■ **EXERCISE DESCRIPTION**
Output the part of the listing that opens with the line containing "legend-label-barbadian: Barbadians [786, 859, 867, 877]" and closes with the line containing "data-point [262, 555, 276, 569]" as a Markdown table with the columns Row and Line, numbering each line and leaving out blank ones.

■ **ROWS**
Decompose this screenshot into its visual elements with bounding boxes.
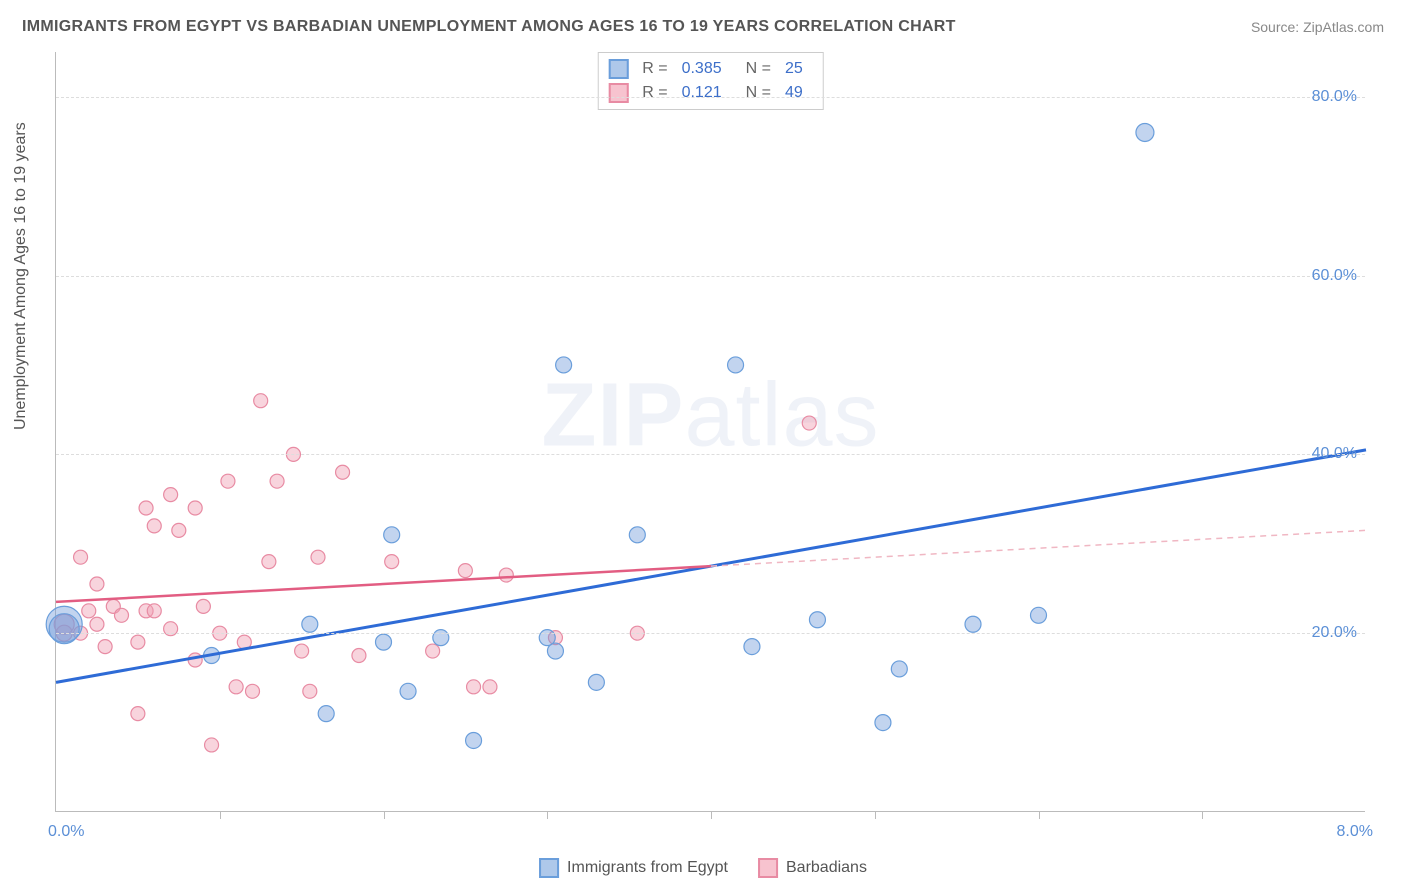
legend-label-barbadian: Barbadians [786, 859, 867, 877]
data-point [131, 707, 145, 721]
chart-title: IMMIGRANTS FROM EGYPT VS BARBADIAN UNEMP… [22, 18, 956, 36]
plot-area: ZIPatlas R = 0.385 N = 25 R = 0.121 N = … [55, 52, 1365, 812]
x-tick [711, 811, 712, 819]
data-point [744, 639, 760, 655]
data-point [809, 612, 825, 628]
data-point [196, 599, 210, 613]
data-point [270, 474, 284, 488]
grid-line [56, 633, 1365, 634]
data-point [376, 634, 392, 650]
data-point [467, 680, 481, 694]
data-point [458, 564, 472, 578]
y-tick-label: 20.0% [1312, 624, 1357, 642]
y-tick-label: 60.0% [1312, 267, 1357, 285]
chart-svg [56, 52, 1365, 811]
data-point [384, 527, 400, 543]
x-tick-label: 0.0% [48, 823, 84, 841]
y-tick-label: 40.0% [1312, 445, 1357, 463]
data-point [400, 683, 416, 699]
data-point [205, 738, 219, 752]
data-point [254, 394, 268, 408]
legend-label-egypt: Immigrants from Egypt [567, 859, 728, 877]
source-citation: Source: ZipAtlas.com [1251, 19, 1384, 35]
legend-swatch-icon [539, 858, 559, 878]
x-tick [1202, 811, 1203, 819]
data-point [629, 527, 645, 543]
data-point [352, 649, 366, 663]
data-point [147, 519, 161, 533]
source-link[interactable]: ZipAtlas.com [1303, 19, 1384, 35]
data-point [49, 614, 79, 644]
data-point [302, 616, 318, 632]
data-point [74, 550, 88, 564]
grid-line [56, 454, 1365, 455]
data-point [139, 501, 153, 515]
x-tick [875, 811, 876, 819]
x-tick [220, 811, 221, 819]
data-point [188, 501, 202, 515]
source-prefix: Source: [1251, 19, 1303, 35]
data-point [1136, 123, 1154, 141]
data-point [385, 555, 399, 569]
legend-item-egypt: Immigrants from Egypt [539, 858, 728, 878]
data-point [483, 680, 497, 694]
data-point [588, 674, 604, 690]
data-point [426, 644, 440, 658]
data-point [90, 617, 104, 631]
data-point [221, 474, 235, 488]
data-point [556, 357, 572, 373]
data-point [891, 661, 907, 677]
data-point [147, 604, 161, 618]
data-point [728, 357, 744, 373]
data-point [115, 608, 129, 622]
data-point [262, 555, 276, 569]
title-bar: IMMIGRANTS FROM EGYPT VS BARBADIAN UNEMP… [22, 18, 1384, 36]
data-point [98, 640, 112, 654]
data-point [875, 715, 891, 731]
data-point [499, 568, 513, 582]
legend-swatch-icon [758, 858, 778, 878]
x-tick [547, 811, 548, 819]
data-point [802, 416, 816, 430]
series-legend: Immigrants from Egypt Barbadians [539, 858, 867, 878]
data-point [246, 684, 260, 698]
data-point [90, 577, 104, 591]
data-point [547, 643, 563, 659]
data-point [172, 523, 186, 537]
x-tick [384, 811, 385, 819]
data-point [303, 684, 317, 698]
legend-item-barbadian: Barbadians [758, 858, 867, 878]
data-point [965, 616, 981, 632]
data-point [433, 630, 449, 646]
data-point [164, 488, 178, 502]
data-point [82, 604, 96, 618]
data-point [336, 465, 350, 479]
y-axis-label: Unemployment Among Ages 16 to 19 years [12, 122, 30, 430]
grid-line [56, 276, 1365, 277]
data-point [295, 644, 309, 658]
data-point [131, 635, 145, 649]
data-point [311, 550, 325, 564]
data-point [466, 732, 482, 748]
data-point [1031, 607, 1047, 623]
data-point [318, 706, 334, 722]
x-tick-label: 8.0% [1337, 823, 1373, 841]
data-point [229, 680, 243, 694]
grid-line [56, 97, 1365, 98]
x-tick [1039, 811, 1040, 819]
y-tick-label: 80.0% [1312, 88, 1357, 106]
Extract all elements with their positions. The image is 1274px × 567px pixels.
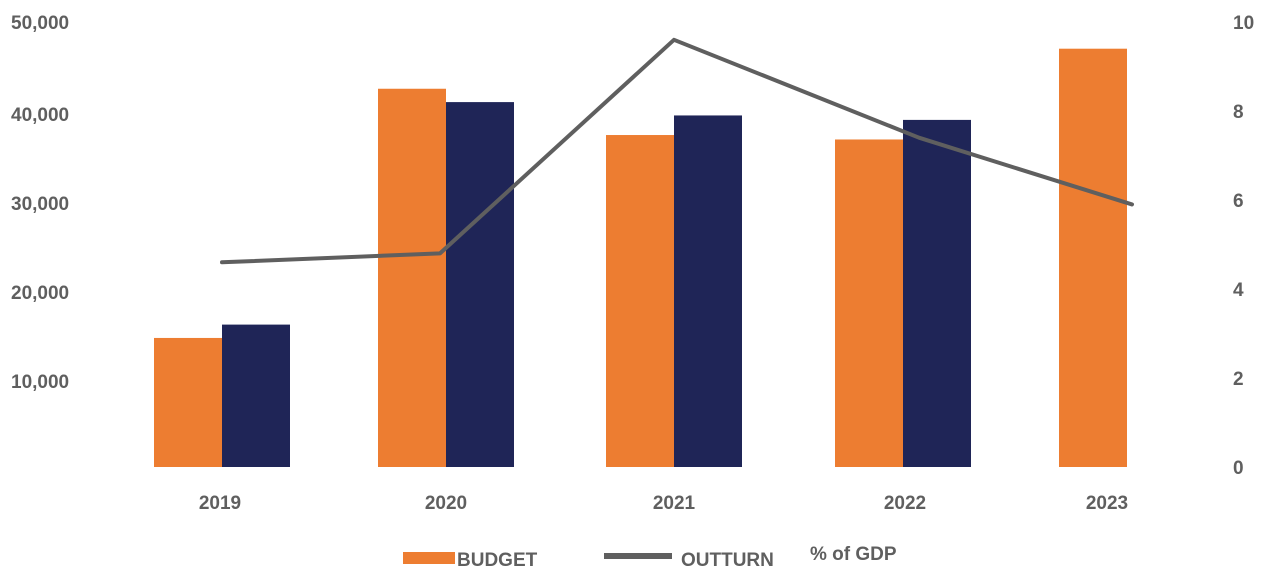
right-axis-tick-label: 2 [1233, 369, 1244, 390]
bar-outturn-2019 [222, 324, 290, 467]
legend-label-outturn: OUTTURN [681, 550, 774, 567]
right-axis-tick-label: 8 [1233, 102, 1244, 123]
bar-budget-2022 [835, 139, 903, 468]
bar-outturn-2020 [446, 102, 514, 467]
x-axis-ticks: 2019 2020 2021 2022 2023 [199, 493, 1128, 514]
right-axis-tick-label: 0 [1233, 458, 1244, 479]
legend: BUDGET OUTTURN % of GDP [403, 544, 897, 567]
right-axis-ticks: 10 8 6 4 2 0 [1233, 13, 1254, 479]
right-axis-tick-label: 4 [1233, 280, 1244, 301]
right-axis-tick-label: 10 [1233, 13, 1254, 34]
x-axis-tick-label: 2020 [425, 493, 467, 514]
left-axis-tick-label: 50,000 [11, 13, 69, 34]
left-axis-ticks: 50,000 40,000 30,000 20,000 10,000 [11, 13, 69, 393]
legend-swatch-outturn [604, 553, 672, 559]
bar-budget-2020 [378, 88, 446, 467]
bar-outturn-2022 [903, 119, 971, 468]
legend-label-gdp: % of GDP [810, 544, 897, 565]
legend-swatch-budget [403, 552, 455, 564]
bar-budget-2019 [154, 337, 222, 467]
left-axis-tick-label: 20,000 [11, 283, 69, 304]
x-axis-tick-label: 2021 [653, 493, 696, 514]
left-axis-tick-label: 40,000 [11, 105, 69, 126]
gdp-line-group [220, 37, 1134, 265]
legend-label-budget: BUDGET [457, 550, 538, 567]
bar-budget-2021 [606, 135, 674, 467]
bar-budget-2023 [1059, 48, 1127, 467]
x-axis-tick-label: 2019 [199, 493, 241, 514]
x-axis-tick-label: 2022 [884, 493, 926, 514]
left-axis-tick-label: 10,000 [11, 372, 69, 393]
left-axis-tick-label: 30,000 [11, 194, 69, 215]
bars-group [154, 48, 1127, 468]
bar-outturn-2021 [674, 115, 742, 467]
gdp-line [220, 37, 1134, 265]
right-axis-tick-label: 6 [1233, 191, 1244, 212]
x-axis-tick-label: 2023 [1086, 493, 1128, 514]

■ **ANSWER FOR THIS EXERCISE**
| Row | Line |
|---|---|
| 1 | legend-label-barbadian: Barbadians [786, 859, 867, 877] |
| 2 | data-point [131, 707, 145, 721] |
| 3 | chart-title: IMMIGRANTS FROM EGYPT VS BARBADIAN UNEMP… [22, 18, 956, 36] |
| 4 | plot-area: ZIPatlas R = 0.385 N = 25 R = 0.121 N = … [55, 52, 1365, 812] |
| 5 | x-tick [711, 811, 712, 819] |
| 6 | data-point [744, 639, 760, 655] |
| 7 | data-point [809, 612, 825, 628] |
| 8 | data-point [196, 599, 210, 613] |
| 9 | data-point [270, 474, 284, 488] |
| 10 | grid-line [56, 633, 1365, 634] |
| 11 | data-point [376, 634, 392, 650] |
| 12 | data-point [467, 680, 481, 694] |
| 13 | data-point [458, 564, 472, 578] |
| 14 | y-tick-label: 20.0% [1312, 624, 1357, 642] |
| 15 | y-tick-label: 60.0% [1312, 267, 1357, 285] |
| 16 | chart-svg [56, 52, 1365, 811] |
| 17 | data-point [384, 527, 400, 543] |
| 18 | x-tick-label: 0.0% [48, 823, 84, 841] |
| 19 | y-tick-label: 40.0% [1312, 445, 1357, 463] |
| 20 | data-point [400, 683, 416, 699] |
| 21 | data-point [205, 738, 219, 752] |
| 22 | data-point [254, 394, 268, 408] |
| 23 | legend-label-egypt: Immigrants from Egypt [567, 859, 728, 877] |
| 24 | source-citation: Source: ZipAtlas.com [1251, 19, 1384, 35] |
| 25 | legend-swatch-icon [539, 858, 559, 878] |
| 26 | x-tick [1202, 811, 1203, 819] |
| 27 | data-point [629, 527, 645, 543] |
| 28 | data-point [352, 649, 366, 663] |
| 29 | data-point [147, 519, 161, 533] |
| 30 | source-link[interactable]: ZipAtlas.com [1303, 19, 1384, 35] |
| 31 | data-point [49, 614, 79, 644] |
| 32 | data-point [302, 616, 318, 632] |
| 33 | data-point [74, 550, 88, 564] |
| 34 | grid-line [56, 454, 1365, 455] |
| 35 | data-point [139, 501, 153, 515] |
| 36 | x-tick [875, 811, 876, 819] |
| 37 | x-tick [220, 811, 221, 819] |
| 38 | data-point [188, 501, 202, 515] |
| 39 | source-prefix: Source: [1251, 19, 1303, 35] |
| 40 | data-point [1136, 123, 1154, 141] |
| 41 | data-point [385, 555, 399, 569] |
| 42 | legend-item-egypt: Immigrants from Egypt [539, 858, 728, 878] |
| 43 | data-point [483, 680, 497, 694] |
| 44 | data-point [588, 674, 604, 690] |
| 45 | data-point [426, 644, 440, 658] |
| 46 | data-point [90, 617, 104, 631] |
| 47 | data-point [221, 474, 235, 488] |
| 48 | data-point [556, 357, 572, 373] |
| 49 | data-point [891, 661, 907, 677] |
| 50 | data-point [147, 604, 161, 618] |
| 51 | data-point [728, 357, 744, 373] |
| 52 | data-point [115, 608, 129, 622] |
| 53 | data-point [262, 555, 276, 569] |